__Given exercise__. Return each line of the material verbatim.

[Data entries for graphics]
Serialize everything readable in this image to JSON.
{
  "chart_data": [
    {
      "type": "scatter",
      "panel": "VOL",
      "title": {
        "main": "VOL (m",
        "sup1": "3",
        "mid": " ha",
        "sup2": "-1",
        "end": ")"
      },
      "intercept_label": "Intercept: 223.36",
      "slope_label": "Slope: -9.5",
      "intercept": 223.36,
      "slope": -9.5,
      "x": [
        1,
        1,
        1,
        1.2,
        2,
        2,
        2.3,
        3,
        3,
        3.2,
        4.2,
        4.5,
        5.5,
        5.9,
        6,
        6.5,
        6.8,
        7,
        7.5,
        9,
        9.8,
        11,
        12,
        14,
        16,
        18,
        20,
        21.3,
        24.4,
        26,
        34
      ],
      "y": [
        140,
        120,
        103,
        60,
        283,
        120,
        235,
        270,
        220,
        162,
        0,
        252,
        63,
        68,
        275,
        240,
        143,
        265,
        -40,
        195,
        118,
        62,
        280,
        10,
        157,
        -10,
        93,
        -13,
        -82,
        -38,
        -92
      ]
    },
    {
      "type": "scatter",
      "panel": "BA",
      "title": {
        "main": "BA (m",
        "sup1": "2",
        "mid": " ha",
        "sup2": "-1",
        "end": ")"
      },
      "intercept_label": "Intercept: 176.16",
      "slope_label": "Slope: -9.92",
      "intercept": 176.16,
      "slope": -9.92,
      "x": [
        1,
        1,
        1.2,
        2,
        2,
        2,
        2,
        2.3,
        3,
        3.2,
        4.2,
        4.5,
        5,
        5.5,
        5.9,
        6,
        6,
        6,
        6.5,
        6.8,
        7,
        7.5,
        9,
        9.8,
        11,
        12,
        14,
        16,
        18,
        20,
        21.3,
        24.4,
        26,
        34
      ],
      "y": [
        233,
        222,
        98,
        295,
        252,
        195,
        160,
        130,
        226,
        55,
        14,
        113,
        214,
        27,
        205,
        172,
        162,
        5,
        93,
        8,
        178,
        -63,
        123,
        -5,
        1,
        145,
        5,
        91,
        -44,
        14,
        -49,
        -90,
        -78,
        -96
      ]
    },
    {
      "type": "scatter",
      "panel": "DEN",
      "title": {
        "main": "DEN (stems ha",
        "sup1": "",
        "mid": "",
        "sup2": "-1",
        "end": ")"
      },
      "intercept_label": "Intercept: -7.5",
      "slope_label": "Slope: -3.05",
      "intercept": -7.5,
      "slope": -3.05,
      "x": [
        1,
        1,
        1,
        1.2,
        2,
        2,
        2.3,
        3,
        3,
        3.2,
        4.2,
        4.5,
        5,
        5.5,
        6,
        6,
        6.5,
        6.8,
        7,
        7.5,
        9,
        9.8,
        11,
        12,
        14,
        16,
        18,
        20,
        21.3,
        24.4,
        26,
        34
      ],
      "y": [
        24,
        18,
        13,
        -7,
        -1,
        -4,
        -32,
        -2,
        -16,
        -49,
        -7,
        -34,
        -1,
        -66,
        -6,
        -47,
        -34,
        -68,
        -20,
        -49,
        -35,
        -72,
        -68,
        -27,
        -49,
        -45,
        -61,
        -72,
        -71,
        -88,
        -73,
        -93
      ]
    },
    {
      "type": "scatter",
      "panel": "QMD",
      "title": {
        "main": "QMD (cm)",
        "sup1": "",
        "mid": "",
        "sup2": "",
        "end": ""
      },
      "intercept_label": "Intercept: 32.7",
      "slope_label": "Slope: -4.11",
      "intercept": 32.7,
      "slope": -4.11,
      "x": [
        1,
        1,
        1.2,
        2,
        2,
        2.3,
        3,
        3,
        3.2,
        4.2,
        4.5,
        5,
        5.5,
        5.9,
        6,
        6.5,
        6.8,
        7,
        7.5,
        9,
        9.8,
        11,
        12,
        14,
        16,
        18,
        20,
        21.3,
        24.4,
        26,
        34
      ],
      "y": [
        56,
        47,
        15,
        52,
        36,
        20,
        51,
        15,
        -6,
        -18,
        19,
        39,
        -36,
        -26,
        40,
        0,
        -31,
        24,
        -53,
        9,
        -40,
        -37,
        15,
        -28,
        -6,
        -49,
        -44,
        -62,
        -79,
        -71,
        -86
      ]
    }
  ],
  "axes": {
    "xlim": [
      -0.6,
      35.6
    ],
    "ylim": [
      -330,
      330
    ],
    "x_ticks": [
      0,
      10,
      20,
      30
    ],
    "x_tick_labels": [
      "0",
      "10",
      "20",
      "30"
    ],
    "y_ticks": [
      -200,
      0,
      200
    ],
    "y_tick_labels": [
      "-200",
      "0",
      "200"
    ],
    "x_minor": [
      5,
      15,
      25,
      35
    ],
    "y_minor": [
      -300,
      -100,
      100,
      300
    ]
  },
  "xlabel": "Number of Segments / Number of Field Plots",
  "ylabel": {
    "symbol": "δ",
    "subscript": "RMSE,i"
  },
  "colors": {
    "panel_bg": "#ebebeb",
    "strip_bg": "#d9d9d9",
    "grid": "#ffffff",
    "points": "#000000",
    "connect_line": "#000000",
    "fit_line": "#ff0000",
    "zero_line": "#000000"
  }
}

__Task answer__.
Serialize everything readable in this image to JSON.
{
  "chart_data": [
    {
      "type": "scatter",
      "panel": "VOL",
      "title": {
        "main": "VOL (m",
        "sup1": "3",
        "mid": " ha",
        "sup2": "-1",
        "end": ")"
      },
      "intercept_label": "Intercept: 223.36",
      "slope_label": "Slope: -9.5",
      "intercept": 223.36,
      "slope": -9.5,
      "x": [
        1,
        1,
        1,
        1.2,
        2,
        2,
        2.3,
        3,
        3,
        3.2,
        4.2,
        4.5,
        5.5,
        5.9,
        6,
        6.5,
        6.8,
        7,
        7.5,
        9,
        9.8,
        11,
        12,
        14,
        16,
        18,
        20,
        21.3,
        24.4,
        26,
        34
      ],
      "y": [
        140,
        120,
        103,
        60,
        283,
        120,
        235,
        270,
        220,
        162,
        0,
        252,
        63,
        68,
        275,
        240,
        143,
        265,
        -40,
        195,
        118,
        62,
        280,
        10,
        157,
        -10,
        93,
        -13,
        -82,
        -38,
        -92
      ]
    },
    {
      "type": "scatter",
      "panel": "BA",
      "title": {
        "main": "BA (m",
        "sup1": "2",
        "mid": " ha",
        "sup2": "-1",
        "end": ")"
      },
      "intercept_label": "Intercept: 176.16",
      "slope_label": "Slope: -9.92",
      "intercept": 176.16,
      "slope": -9.92,
      "x": [
        1,
        1,
        1.2,
        2,
        2,
        2,
        2,
        2.3,
        3,
        3.2,
        4.2,
        4.5,
        5,
        5.5,
        5.9,
        6,
        6,
        6,
        6.5,
        6.8,
        7,
        7.5,
        9,
        9.8,
        11,
        12,
        14,
        16,
        18,
        20,
        21.3,
        24.4,
        26,
        34
      ],
      "y": [
        233,
        222,
        98,
        295,
        252,
        195,
        160,
        130,
        226,
        55,
        14,
        113,
        214,
        27,
        205,
        172,
        162,
        5,
        93,
        8,
        178,
        -63,
        123,
        -5,
        1,
        145,
        5,
        91,
        -44,
        14,
        -49,
        -90,
        -78,
        -96
      ]
    },
    {
      "type": "scatter",
      "panel": "DEN",
      "title": {
        "main": "DEN (stems ha",
        "sup1": "",
        "mid": "",
        "sup2": "-1",
        "end": ")"
      },
      "intercept_label": "Intercept: -7.5",
      "slope_label": "Slope: -3.05",
      "intercept": -7.5,
      "slope": -3.05,
      "x": [
        1,
        1,
        1,
        1.2,
        2,
        2,
        2.3,
        3,
        3,
        3.2,
        4.2,
        4.5,
        5,
        5.5,
        6,
        6,
        6.5,
        6.8,
        7,
        7.5,
        9,
        9.8,
        11,
        12,
        14,
        16,
        18,
        20,
        21.3,
        24.4,
        26,
        34
      ],
      "y": [
        24,
        18,
        13,
        -7,
        -1,
        -4,
        -32,
        -2,
        -16,
        -49,
        -7,
        -34,
        -1,
        -66,
        -6,
        -47,
        -34,
        -68,
        -20,
        -49,
        -35,
        -72,
        -68,
        -27,
        -49,
        -45,
        -61,
        -72,
        -71,
        -88,
        -73,
        -93
      ]
    },
    {
      "type": "scatter",
      "panel": "QMD",
      "title": {
        "main": "QMD (cm)",
        "sup1": "",
        "mid": "",
        "sup2": "",
        "end": ""
      },
      "intercept_label": "Intercept: 32.7",
      "slope_label": "Slope: -4.11",
      "intercept": 32.7,
      "slope": -4.11,
      "x": [
        1,
        1,
        1.2,
        2,
        2,
        2.3,
        3,
        3,
        3.2,
        4.2,
        4.5,
        5,
        5.5,
        5.9,
        6,
        6.5,
        6.8,
        7,
        7.5,
        9,
        9.8,
        11,
        12,
        14,
        16,
        18,
        20,
        21.3,
        24.4,
        26,
        34
      ],
      "y": [
        56,
        47,
        15,
        52,
        36,
        20,
        51,
        15,
        -6,
        -18,
        19,
        39,
        -36,
        -26,
        40,
        0,
        -31,
        24,
        -53,
        9,
        -40,
        -37,
        15,
        -28,
        -6,
        -49,
        -44,
        -62,
        -79,
        -71,
        -86
      ]
    }
  ],
  "axes": {
    "xlim": [
      -0.6,
      35.6
    ],
    "ylim": [
      -330,
      330
    ],
    "x_ticks": [
      0,
      10,
      20,
      30
    ],
    "x_tick_labels": [
      "0",
      "10",
      "20",
      "30"
    ],
    "y_ticks": [
      -200,
      0,
      200
    ],
    "y_tick_labels": [
      "-200",
      "0",
      "200"
    ],
    "x_minor": [
      5,
      15,
      25,
      35
    ],
    "y_minor": [
      -300,
      -100,
      100,
      300
    ]
  },
  "xlabel": "Number of Segments / Number of Field Plots",
  "ylabel": {
    "symbol": "δ",
    "subscript": "RMSE,i"
  },
  "colors": {
    "panel_bg": "#ebebeb",
    "strip_bg": "#d9d9d9",
    "grid": "#ffffff",
    "points": "#000000",
    "connect_line": "#000000",
    "fit_line": "#ff0000",
    "zero_line": "#000000"
  }
}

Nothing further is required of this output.